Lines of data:
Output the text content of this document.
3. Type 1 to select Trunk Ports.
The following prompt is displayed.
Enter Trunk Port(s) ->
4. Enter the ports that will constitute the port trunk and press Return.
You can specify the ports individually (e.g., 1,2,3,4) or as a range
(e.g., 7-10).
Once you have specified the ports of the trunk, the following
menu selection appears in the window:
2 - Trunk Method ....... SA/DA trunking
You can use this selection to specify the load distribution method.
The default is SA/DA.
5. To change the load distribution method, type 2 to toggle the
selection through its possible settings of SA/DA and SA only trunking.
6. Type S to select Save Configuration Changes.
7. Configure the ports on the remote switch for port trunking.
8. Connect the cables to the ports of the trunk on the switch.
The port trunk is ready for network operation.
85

| Exercise description |
Each line above must be printed exactly as it appears.

| In response |
Output the text content of this document.
3. Type 1 to select Trunk Ports.
The following prompt is displayed.
Enter Trunk Port(s) ->
4. Enter the ports that will constitute the port trunk and press Return.
You can specify the ports individually (e.g., 1,2,3,4) or as a range
(e.g., 7-10).
Once you have specified the ports of the trunk, the following
menu selection appears in the window:
2 - Trunk Method ....... SA/DA trunking
You can use this selection to specify the load distribution method.
The default is SA/DA.
5. To change the load distribution method, type 2 to toggle the
selection through its possible settings of SA/DA and SA only trunking.
6. Type S to select Save Configuration Changes.
7. Configure the ports on the remote switch for port trunking.
8. Connect the cables to the ports of the trunk on the switch.
The port trunk is ready for network operation.
85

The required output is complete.